■ **Written instruction**: Sort through the data and copy the lines holding the word "name".

Records from a dataset
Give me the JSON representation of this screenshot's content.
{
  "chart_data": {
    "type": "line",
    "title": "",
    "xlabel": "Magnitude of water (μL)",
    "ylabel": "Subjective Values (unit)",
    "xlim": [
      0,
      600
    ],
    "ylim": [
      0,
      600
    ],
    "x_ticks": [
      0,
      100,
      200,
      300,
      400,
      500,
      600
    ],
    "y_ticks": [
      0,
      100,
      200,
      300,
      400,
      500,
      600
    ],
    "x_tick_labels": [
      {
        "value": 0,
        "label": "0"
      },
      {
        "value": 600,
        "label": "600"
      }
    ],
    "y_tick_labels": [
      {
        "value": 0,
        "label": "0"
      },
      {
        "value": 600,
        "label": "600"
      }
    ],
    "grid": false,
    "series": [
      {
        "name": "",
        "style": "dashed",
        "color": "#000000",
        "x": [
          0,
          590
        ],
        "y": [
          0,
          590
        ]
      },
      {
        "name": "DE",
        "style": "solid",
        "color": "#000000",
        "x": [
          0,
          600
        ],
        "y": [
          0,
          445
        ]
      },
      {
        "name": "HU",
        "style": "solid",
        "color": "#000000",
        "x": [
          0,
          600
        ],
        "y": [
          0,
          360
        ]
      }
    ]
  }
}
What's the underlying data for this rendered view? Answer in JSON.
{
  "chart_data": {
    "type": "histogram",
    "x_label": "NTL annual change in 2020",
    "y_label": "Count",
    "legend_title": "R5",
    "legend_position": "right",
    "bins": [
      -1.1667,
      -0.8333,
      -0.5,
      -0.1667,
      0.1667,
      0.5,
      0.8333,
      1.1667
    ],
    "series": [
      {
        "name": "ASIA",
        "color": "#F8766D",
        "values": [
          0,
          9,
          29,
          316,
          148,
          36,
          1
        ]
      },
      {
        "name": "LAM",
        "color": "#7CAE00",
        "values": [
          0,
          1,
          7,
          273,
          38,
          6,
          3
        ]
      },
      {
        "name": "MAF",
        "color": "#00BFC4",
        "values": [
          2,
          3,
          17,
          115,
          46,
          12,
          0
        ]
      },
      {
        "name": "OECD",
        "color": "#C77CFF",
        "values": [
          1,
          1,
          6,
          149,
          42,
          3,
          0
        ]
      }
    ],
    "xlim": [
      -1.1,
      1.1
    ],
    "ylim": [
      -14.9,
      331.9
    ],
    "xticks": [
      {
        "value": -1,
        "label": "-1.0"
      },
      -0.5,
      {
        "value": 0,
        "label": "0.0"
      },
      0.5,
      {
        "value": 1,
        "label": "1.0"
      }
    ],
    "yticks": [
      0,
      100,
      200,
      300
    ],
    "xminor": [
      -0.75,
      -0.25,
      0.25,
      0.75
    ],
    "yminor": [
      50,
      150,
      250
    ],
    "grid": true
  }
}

■ **Response below**:
        "name": "",
        "name": "DE",
        "name": "HU",
        "name": "ASIA",
        "name": "LAM",
        "name": "MAF",
        "name": "OECD",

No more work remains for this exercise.